La soirée s’ouvre avec Sacre. En parallèle de Cassette, une relecture de Casse-Noisette qui débordait de toute part pour souligner la joie du ballet, David Wampach s’empare de l’Å“uvre de Stravinsky , choisit d’en extraire l’essence et compose un parfum ultra concentré.
David Wampach et Tamar Shelef partage le plateau, son sol et ses murs. Ils donnent à voir un état d’enivrement brut, fait de respirations haletantes, d’essoufflements, de râles.
Occupés à visiter les différentes surfaces, ils n’hésitent pas déplacer les appuis communément utilisés et à pousser l’ivresse jusqu’à ses retranchements, à mettre en tensions les rapports d’espace. Lorsqu’ils dévorent un pâte verte indéterminée et transperce le totem dressé devant nous, ils amènent la pièce tout près des souhaits de Stravinsky et de sa vision «d’un grand rite sacral païen», sans qu’il soit besoin de sacrifier une jeune fille.
Après la recherche formelle et essentielle de Sacre, les spectateurs sont conduits devant Battement, une pièce pour trois danseurs – Aniol Busquets, Clémence Gaillard et Valeria Giuga – initiée pendant le SKITE 2008 de Jean-Marc Adolphe.
Pendant 25 minutes, les trois interprètes mettent en place une variation drôle et très écrite autour du mouvement classique du «grand battement», tissant entre eux un lien tout à la fois évident et instable. Vient ensuite un duo entre David Wampach et le batteur Jérôme Renault, membre — entre autres choses — du Welter Quartet. Chacun au centre d’un carré dont ils échappent parfois, chacun vêtu d’un t-shirt de mousse à raser, les deux protagonistes sont délimités mais pas enfermés, déterminé sans être sommé de se définir.

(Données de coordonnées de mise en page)
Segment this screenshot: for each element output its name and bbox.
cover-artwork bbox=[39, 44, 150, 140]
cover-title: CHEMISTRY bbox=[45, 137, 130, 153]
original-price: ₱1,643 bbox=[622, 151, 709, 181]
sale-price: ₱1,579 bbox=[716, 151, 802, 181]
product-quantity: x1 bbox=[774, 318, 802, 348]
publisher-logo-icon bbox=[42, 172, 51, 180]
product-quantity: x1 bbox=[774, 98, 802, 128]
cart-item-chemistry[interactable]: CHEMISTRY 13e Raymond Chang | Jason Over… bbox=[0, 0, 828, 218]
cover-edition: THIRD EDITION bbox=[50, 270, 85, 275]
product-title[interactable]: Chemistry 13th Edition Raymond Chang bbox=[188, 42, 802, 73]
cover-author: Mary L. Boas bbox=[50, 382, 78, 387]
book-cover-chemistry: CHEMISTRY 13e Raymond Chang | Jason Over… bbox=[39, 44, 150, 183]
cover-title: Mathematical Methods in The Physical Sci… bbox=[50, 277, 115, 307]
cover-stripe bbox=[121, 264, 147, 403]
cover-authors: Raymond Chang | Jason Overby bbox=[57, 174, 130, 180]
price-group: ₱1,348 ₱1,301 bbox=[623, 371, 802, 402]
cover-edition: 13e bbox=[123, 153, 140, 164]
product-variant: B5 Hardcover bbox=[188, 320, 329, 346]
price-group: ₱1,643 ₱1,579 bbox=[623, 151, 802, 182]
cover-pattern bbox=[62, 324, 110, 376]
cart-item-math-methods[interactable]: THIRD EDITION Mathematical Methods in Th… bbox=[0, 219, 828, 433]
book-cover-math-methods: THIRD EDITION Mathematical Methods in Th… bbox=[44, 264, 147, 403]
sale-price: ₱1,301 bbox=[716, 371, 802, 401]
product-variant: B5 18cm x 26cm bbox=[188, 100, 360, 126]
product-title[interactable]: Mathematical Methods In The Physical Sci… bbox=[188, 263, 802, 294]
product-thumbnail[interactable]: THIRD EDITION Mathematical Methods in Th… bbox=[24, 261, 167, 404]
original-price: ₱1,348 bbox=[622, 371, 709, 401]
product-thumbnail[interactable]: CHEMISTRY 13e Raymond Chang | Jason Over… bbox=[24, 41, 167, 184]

• **Énoncé**
Donnez la suite de la critique de la soirée de danse consacrée aux pièces de David Wampach, en reprenant après sa dernière phrase. Les lignes n'interviennent pas dans cet exercice.

• **Corrigé**
Le battement des membres accueillent les percussions tandis qu’elles semblent entrer en vibration avec le flux développée par le corps du danseur. Ce soir là , la rencontre était au rendez-vous et la décharge énergétique équilibrée et partagée. Une collaboration initiée par le festival Artdanthé entre le musicien-performeur Nosfell et le chorégraphe ferme la soirée. Clémence Gaillard et Nosfell s’y entremêlent une vingtaine de minutes. Nous les découvrons au sol dans les lumières de Julien Bony. Leurs longs membres et leurs imposantes chevelures factices les lient l’un tout contre l’autre, annulant toute représentation genrée du corps dans un dialogue qui glisse lentement des corps jusqu’à la voix, convoquant au passage la vision d’êtres humains hybrides et intimement attachés.
Il faut noter une certaine audace à exposer plusieurs de ses créations dans une même soirée, laisser apparaître ses motifs, ses obsessions, ses redites ou ses contradictions.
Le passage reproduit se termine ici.